**What you need to do:**
Copy each line holding the string "screenshot".

**Task inputs:**
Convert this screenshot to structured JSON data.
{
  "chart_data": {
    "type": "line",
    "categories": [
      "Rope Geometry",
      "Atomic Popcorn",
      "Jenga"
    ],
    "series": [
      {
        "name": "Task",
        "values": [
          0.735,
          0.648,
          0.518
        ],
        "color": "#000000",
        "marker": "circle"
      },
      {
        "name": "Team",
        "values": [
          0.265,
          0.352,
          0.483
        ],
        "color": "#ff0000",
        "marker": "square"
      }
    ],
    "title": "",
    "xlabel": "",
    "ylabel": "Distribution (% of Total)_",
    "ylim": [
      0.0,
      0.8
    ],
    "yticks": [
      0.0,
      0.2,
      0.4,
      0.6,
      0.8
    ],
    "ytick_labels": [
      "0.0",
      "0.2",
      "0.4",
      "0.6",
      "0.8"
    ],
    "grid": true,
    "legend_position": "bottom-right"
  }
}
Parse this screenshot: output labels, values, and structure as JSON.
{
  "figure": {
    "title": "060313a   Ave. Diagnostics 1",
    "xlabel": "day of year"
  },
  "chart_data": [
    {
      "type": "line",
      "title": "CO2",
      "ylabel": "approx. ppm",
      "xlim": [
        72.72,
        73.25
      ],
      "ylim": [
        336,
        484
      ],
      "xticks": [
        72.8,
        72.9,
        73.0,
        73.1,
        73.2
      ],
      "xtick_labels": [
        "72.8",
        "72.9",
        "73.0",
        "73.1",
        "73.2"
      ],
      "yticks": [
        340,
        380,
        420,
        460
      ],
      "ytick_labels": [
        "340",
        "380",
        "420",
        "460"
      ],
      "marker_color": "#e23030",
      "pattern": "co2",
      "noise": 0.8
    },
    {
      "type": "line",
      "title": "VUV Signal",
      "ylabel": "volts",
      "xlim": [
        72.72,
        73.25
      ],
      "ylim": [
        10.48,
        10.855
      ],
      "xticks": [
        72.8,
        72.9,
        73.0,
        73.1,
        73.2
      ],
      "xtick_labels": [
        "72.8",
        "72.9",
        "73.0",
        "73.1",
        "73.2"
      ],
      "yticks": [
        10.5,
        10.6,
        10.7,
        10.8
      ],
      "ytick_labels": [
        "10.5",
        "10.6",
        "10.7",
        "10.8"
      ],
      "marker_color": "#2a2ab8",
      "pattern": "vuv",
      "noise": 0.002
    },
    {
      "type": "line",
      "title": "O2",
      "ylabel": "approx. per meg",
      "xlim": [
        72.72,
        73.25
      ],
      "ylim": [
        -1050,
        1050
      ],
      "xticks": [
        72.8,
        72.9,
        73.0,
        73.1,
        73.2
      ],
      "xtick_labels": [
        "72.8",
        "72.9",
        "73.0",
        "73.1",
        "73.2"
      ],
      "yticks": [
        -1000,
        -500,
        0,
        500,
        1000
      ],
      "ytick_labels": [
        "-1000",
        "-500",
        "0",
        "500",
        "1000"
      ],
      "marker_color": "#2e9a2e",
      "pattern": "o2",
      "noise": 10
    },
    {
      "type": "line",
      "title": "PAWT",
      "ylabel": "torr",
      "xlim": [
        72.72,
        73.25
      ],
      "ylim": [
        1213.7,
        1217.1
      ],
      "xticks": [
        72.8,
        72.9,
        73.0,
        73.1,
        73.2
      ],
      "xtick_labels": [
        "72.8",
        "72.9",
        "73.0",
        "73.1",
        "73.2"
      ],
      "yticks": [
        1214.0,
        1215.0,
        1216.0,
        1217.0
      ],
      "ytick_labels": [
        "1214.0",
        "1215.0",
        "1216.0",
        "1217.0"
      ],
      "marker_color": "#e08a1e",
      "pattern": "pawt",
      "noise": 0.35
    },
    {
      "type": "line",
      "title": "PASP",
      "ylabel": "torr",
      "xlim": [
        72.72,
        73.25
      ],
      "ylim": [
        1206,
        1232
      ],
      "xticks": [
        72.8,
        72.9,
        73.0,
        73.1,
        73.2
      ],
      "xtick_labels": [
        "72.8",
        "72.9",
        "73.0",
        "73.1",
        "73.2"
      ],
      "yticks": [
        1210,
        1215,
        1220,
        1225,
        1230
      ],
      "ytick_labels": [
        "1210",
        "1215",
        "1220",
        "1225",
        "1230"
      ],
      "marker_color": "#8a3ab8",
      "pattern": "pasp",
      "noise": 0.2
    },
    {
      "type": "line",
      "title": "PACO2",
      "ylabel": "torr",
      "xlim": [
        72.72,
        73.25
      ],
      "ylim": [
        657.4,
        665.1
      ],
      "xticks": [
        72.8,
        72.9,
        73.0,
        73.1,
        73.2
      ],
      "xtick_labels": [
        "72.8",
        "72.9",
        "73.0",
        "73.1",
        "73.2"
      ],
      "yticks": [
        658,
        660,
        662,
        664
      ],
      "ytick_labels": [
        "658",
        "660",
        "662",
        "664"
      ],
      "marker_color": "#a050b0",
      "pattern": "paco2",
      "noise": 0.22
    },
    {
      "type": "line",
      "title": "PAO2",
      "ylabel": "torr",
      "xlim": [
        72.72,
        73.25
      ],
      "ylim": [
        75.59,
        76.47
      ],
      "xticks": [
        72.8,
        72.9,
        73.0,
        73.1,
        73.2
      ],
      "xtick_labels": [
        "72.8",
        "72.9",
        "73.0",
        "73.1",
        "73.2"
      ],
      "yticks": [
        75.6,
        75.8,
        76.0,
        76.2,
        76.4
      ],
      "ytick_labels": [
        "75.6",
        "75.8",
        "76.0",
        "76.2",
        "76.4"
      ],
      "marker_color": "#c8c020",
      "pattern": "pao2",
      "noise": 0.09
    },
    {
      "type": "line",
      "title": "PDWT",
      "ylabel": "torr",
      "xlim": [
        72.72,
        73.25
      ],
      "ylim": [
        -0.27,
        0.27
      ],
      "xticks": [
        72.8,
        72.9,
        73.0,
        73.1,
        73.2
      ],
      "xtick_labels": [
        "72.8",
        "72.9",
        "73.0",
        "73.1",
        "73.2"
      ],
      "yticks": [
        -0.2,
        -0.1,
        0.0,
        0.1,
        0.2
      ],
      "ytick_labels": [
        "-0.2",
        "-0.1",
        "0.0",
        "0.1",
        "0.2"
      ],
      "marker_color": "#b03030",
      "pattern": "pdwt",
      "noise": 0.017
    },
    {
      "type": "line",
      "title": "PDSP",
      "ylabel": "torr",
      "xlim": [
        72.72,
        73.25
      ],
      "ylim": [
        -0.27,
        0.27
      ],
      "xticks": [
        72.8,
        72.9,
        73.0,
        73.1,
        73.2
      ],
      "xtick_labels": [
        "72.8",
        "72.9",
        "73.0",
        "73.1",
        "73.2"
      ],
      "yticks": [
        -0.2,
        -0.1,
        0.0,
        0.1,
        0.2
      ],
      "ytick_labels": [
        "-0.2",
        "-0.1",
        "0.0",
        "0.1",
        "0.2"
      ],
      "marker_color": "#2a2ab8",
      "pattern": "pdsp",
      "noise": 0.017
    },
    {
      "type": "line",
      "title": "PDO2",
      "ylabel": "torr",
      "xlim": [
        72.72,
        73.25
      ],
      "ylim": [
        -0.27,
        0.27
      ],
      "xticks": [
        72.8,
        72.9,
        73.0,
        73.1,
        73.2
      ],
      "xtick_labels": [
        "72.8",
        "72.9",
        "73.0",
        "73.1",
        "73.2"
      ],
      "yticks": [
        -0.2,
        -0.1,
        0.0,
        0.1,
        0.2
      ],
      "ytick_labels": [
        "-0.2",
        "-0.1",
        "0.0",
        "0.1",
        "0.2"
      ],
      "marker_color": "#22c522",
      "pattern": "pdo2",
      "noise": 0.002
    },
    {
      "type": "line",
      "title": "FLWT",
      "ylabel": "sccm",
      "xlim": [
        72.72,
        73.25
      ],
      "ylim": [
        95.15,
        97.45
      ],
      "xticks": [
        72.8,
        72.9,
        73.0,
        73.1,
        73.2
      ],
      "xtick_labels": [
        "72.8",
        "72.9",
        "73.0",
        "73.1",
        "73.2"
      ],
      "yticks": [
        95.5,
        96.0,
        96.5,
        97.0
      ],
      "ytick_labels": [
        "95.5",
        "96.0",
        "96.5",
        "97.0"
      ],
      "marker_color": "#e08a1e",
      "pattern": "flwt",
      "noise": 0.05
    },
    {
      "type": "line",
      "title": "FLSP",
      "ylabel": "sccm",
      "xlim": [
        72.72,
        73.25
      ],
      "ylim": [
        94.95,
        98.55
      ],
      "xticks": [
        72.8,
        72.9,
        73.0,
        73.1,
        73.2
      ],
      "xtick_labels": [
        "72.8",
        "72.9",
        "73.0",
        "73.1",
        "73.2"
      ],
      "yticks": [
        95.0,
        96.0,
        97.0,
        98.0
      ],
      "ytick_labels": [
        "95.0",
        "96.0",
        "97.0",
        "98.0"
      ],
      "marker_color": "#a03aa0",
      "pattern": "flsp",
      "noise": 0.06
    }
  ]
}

**Answer in full:**
Convert this screenshot to structured JSON data.
Parse this screenshot: output labels, values, and structure as JSON.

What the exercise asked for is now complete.